- What is expected: Skip any picture you find and retype all the remaining lines exactly.

- Extracted data:
--------------------

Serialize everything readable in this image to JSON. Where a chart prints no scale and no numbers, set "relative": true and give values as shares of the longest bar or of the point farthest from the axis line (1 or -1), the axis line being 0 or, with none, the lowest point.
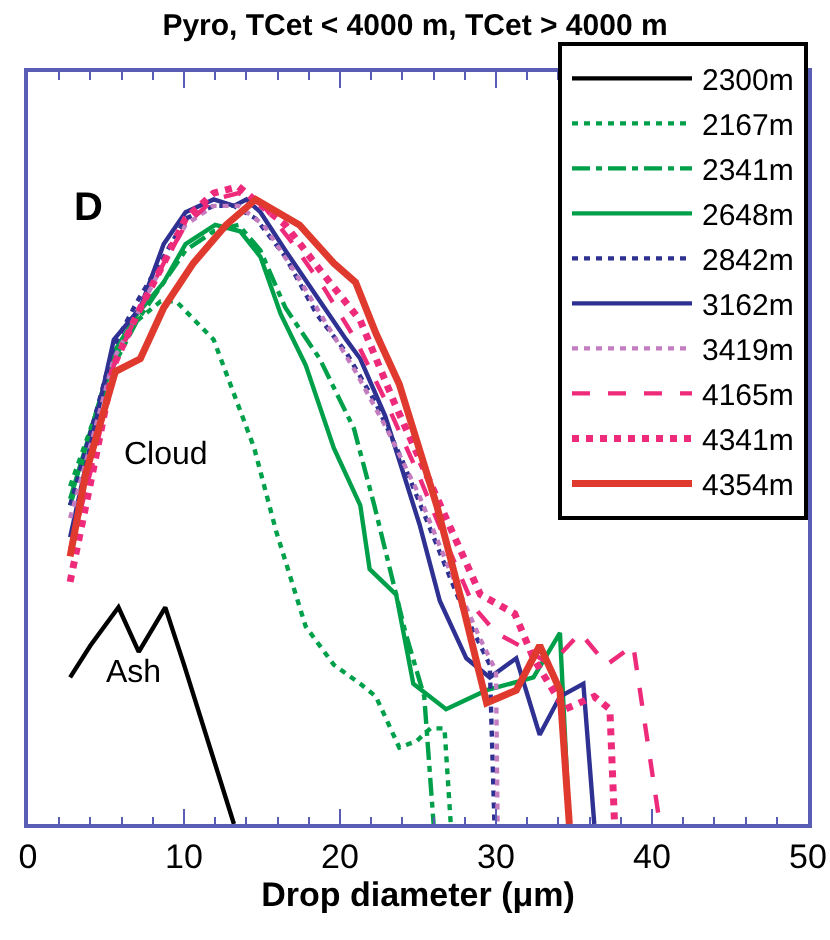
{
  "chart_data": {
    "type": "line",
    "title": "Pyro, TCet < 4000 m, TCet > 4000 m",
    "xlabel": "Drop diameter (μm)",
    "relative": true,
    "xlim": [
      0,
      50
    ],
    "xticks": [
      0,
      10,
      20,
      30,
      40,
      50
    ],
    "legend": "top right",
    "grid": false,
    "marker": "none",
    "annotations": [
      "D",
      "Cloud",
      "Ash"
    ],
    "series": [
      {
        "name": "2300m",
        "color": "#000000",
        "line_style": "solid",
        "x": [
          2.7,
          4.0,
          5.8,
          7.1,
          8.8,
          10.0,
          13.2
        ],
        "values": [
          0.23,
          0.28,
          0.34,
          0.27,
          0.34,
          0.25,
          0
        ]
      },
      {
        "name": "2167m",
        "color": "#00a04a",
        "line_style": "dotted",
        "x": [
          2.7,
          4.3,
          5.5,
          7.0,
          8.5,
          9.5,
          11.9,
          14.5,
          15.9,
          17.8,
          19.6,
          21.3,
          22.3,
          23.8,
          24.9,
          25.8,
          26.7,
          27.1
        ],
        "values": [
          0.53,
          0.64,
          0.73,
          0.79,
          0.82,
          0.82,
          0.76,
          0.59,
          0.46,
          0.31,
          0.25,
          0.22,
          0.2,
          0.12,
          0.13,
          0.15,
          0.15,
          0
        ]
      },
      {
        "name": "2341m",
        "color": "#00a04a",
        "line_style": "dashdot",
        "x": [
          2.7,
          4.3,
          5.5,
          7.0,
          8.7,
          10.1,
          11.9,
          13.5,
          14.9,
          16.5,
          18.7,
          20.9,
          22.2,
          24.2,
          25.4,
          26.0
        ],
        "values": [
          0.5,
          0.63,
          0.72,
          0.79,
          0.85,
          0.9,
          0.93,
          0.94,
          0.9,
          0.81,
          0.73,
          0.62,
          0.5,
          0.3,
          0.2,
          0
        ]
      },
      {
        "name": "2648m",
        "color": "#00a04a",
        "line_style": "solid",
        "x": [
          2.7,
          4.3,
          5.5,
          7.0,
          8.7,
          10.1,
          12.0,
          13.6,
          14.9,
          16.2,
          17.8,
          19.6,
          21.3,
          21.9,
          23.6,
          24.7,
          26.8,
          29.4,
          32.4,
          34.1,
          34.7
        ],
        "values": [
          0.51,
          0.64,
          0.74,
          0.8,
          0.85,
          0.91,
          0.94,
          0.93,
          0.89,
          0.8,
          0.72,
          0.59,
          0.5,
          0.4,
          0.36,
          0.22,
          0.18,
          0.21,
          0.23,
          0.3,
          0
        ]
      },
      {
        "name": "2842m",
        "color": "#2e3192",
        "line_style": "dotted",
        "x": [
          2.7,
          4.3,
          5.5,
          7.0,
          8.7,
          10.1,
          11.9,
          13.2,
          14.6,
          16.5,
          18.5,
          20.4,
          22.3,
          24.0,
          26.0,
          28.0,
          29.6,
          29.9
        ],
        "values": [
          0.5,
          0.64,
          0.75,
          0.82,
          0.89,
          0.95,
          0.97,
          0.97,
          0.95,
          0.89,
          0.8,
          0.74,
          0.66,
          0.57,
          0.45,
          0.33,
          0.25,
          0
        ]
      },
      {
        "name": "3162m",
        "color": "#2e3192",
        "line_style": "solid",
        "x": [
          2.7,
          5.5,
          7.2,
          8.7,
          10.1,
          11.9,
          13.2,
          14.0,
          14.9,
          16.5,
          19.0,
          20.4,
          21.3,
          22.9,
          25.1,
          26.4,
          28.1,
          29.6,
          31.3,
          32.8,
          34.1,
          35.6,
          36.3
        ],
        "values": [
          0.45,
          0.76,
          0.81,
          0.91,
          0.96,
          0.98,
          0.97,
          0.98,
          0.96,
          0.9,
          0.81,
          0.76,
          0.73,
          0.64,
          0.47,
          0.35,
          0.26,
          0.23,
          0.26,
          0.14,
          0.2,
          0.22,
          0
        ]
      },
      {
        "name": "3419m",
        "color": "#c27cbf",
        "line_style": "dotted",
        "x": [
          2.7,
          4.3,
          5.5,
          7.0,
          8.7,
          10.1,
          11.9,
          13.5,
          15.1,
          17.0,
          19.0,
          21.0,
          23.0,
          25.0,
          27.0,
          29.0,
          30.0,
          30.1
        ],
        "values": [
          0.48,
          0.62,
          0.73,
          0.8,
          0.88,
          0.94,
          0.97,
          0.97,
          0.94,
          0.87,
          0.79,
          0.71,
          0.62,
          0.52,
          0.4,
          0.29,
          0.24,
          0
        ]
      },
      {
        "name": "4165m",
        "color": "#ee2a7b",
        "line_style": "dashed",
        "x": [
          2.7,
          4.3,
          5.5,
          7.0,
          8.7,
          10.1,
          11.9,
          13.5,
          15.1,
          17.0,
          19.0,
          21.0,
          23.0,
          25.0,
          27.0,
          28.6,
          30.0,
          31.5,
          33.5,
          35.4,
          37.1,
          38.8,
          40.5
        ],
        "values": [
          0.43,
          0.58,
          0.72,
          0.8,
          0.88,
          0.94,
          0.98,
          0.99,
          0.97,
          0.91,
          0.84,
          0.76,
          0.66,
          0.55,
          0.43,
          0.34,
          0.3,
          0.28,
          0.25,
          0.3,
          0.25,
          0.28,
          0
        ]
      },
      {
        "name": "4341m",
        "color": "#ee2a7b",
        "line_style": "dotted",
        "x": [
          2.7,
          4.3,
          5.5,
          7.0,
          8.7,
          10.1,
          11.9,
          13.5,
          14.5,
          16.5,
          18.7,
          21.3,
          23.5,
          26.8,
          29.0,
          31.2,
          32.4,
          34.4,
          36.3,
          37.3,
          37.6
        ],
        "values": [
          0.38,
          0.57,
          0.72,
          0.8,
          0.88,
          0.95,
          0.99,
          1,
          0.98,
          0.94,
          0.87,
          0.79,
          0.66,
          0.48,
          0.36,
          0.33,
          0.26,
          0.18,
          0.2,
          0.18,
          0
        ]
      },
      {
        "name": "4354m",
        "color": "#e03a2e",
        "line_style": "solid",
        "x": [
          2.7,
          3.7,
          5.6,
          7.2,
          8.7,
          10.6,
          12.7,
          14.6,
          17.4,
          19.6,
          21.0,
          22.3,
          23.8,
          26.2,
          27.9,
          29.4,
          31.3,
          32.8,
          34.1,
          34.7
        ],
        "values": [
          0.42,
          0.55,
          0.71,
          0.73,
          0.81,
          0.88,
          0.94,
          0.98,
          0.94,
          0.88,
          0.85,
          0.77,
          0.69,
          0.5,
          0.34,
          0.19,
          0.21,
          0.28,
          0.21,
          0
        ]
      }
    ]
  }
}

--------------------

- Solved problem:
Serialize everything readable in this image to JSON. Where a chart prints no scale and no numbers, set "relative": true and give values as shares of the longest bar or of the point farthest from the axis line (1 or -1), the axis line being 0 or, with none, the lowest point.
{
  "chart_data": {
    "type": "line",
    "title": "Pyro, TCet < 4000 m, TCet > 4000 m",
    "xlabel": "Drop diameter (μm)",
    "relative": true,
    "xlim": [
      0,
      50
    ],
    "xticks": [
      0,
      10,
      20,
      30,
      40,
      50
    ],
    "legend": "top right",
    "grid": false,
    "marker": "none",
    "annotations": [
      "D",
      "Cloud",
      "Ash"
    ],
    "series": [
      {
        "name": "2300m",
        "color": "#000000",
        "line_style": "solid",
        "x": [
          2.7,
          4.0,
          5.8,
          7.1,
          8.8,
          10.0,
          13.2
        ],
        "values": [
          0.23,
          0.28,
          0.34,
          0.27,
          0.34,
          0.25,
          0
        ]
      },
      {
        "name": "2167m",
        "color": "#00a04a",
        "line_style": "dotted",
        "x": [
          2.7,
          4.3,
          5.5,
          7.0,
          8.5,
          9.5,
          11.9,
          14.5,
          15.9,
          17.8,
          19.6,
          21.3,
          22.3,
          23.8,
          24.9,
          25.8,
          26.7,
          27.1
        ],
        "values": [
          0.53,
          0.64,
          0.73,
          0.79,
          0.82,
          0.82,
          0.76,
          0.59,
          0.46,
          0.31,
          0.25,
          0.22,
          0.2,
          0.12,
          0.13,
          0.15,
          0.15,
          0
        ]
      },
      {
        "name": "2341m",
        "color": "#00a04a",
        "line_style": "dashdot",
        "x": [
          2.7,
          4.3,
          5.5,
          7.0,
          8.7,
          10.1,
          11.9,
          13.5,
          14.9,
          16.5,
          18.7,
          20.9,
          22.2,
          24.2,
          25.4,
          26.0
        ],
        "values": [
          0.5,
          0.63,
          0.72,
          0.79,
          0.85,
          0.9,
          0.93,
          0.94,
          0.9,
          0.81,
          0.73,
          0.62,
          0.5,
          0.3,
          0.2,
          0
        ]
      },
      {
        "name": "2648m",
        "color": "#00a04a",
        "line_style": "solid",
        "x": [
          2.7,
          4.3,
          5.5,
          7.0,
          8.7,
          10.1,
          12.0,
          13.6,
          14.9,
          16.2,
          17.8,
          19.6,
          21.3,
          21.9,
          23.6,
          24.7,
          26.8,
          29.4,
          32.4,
          34.1,
          34.7
        ],
        "values": [
          0.51,
          0.64,
          0.74,
          0.8,
          0.85,
          0.91,
          0.94,
          0.93,
          0.89,
          0.8,
          0.72,
          0.59,
          0.5,
          0.4,
          0.36,
          0.22,
          0.18,
          0.21,
          0.23,
          0.3,
          0
        ]
      },
      {
        "name": "2842m",
        "color": "#2e3192",
        "line_style": "dotted",
        "x": [
          2.7,
          4.3,
          5.5,
          7.0,
          8.7,
          10.1,
          11.9,
          13.2,
          14.6,
          16.5,
          18.5,
          20.4,
          22.3,
          24.0,
          26.0,
          28.0,
          29.6,
          29.9
        ],
        "values": [
          0.5,
          0.64,
          0.75,
          0.82,
          0.89,
          0.95,
          0.97,
          0.97,
          0.95,
          0.89,
          0.8,
          0.74,
          0.66,
          0.57,
          0.45,
          0.33,
          0.25,
          0
        ]
      },
      {
        "name": "3162m",
        "color": "#2e3192",
        "line_style": "solid",
        "x": [
          2.7,
          5.5,
          7.2,
          8.7,
          10.1,
          11.9,
          13.2,
          14.0,
          14.9,
          16.5,
          19.0,
          20.4,
          21.3,
          22.9,
          25.1,
          26.4,
          28.1,
          29.6,
          31.3,
          32.8,
          34.1,
          35.6,
          36.3
        ],
        "values": [
          0.45,
          0.76,
          0.81,
          0.91,
          0.96,
          0.98,
          0.97,
          0.98,
          0.96,
          0.9,
          0.81,
          0.76,
          0.73,
          0.64,
          0.47,
          0.35,
          0.26,
          0.23,
          0.26,
          0.14,
          0.2,
          0.22,
          0
        ]
      },
      {
        "name": "3419m",
        "color": "#c27cbf",
        "line_style": "dotted",
        "x": [
          2.7,
          4.3,
          5.5,
          7.0,
          8.7,
          10.1,
          11.9,
          13.5,
          15.1,
          17.0,
          19.0,
          21.0,
          23.0,
          25.0,
          27.0,
          29.0,
          30.0,
          30.1
        ],
        "values": [
          0.48,
          0.62,
          0.73,
          0.8,
          0.88,
          0.94,
          0.97,
          0.97,
          0.94,
          0.87,
          0.79,
          0.71,
          0.62,
          0.52,
          0.4,
          0.29,
          0.24,
          0
        ]
      },
      {
        "name": "4165m",
        "color": "#ee2a7b",
        "line_style": "dashed",
        "x": [
          2.7,
          4.3,
          5.5,
          7.0,
          8.7,
          10.1,
          11.9,
          13.5,
          15.1,
          17.0,
          19.0,
          21.0,
          23.0,
          25.0,
          27.0,
          28.6,
          30.0,
          31.5,
          33.5,
          35.4,
          37.1,
          38.8,
          40.5
        ],
        "values": [
          0.43,
          0.58,
          0.72,
          0.8,
          0.88,
          0.94,
          0.98,
          0.99,
          0.97,
          0.91,
          0.84,
          0.76,
          0.66,
          0.55,
          0.43,
          0.34,
          0.3,
          0.28,
          0.25,
          0.3,
          0.25,
          0.28,
          0
        ]
      },
      {
        "name": "4341m",
        "color": "#ee2a7b",
        "line_style": "dotted",
        "x": [
          2.7,
          4.3,
          5.5,
          7.0,
          8.7,
          10.1,
          11.9,
          13.5,
          14.5,
          16.5,
          18.7,
          21.3,
          23.5,
          26.8,
          29.0,
          31.2,
          32.4,
          34.4,
          36.3,
          37.3,
          37.6
        ],
        "values": [
          0.38,
          0.57,
          0.72,
          0.8,
          0.88,
          0.95,
          0.99,
          1,
          0.98,
          0.94,
          0.87,
          0.79,
          0.66,
          0.48,
          0.36,
          0.33,
          0.26,
          0.18,
          0.2,
          0.18,
          0
        ]
      },
      {
        "name": "4354m",
        "color": "#e03a2e",
        "line_style": "solid",
        "x": [
          2.7,
          3.7,
          5.6,
          7.2,
          8.7,
          10.6,
          12.7,
          14.6,
          17.4,
          19.6,
          21.0,
          22.3,
          23.8,
          26.2,
          27.9,
          29.4,
          31.3,
          32.8,
          34.1,
          34.7
        ],
        "values": [
          0.42,
          0.55,
          0.71,
          0.73,
          0.81,
          0.88,
          0.94,
          0.98,
          0.94,
          0.88,
          0.85,
          0.77,
          0.69,
          0.5,
          0.34,
          0.19,
          0.21,
          0.28,
          0.21,
          0
        ]
      }
    ]
  }
}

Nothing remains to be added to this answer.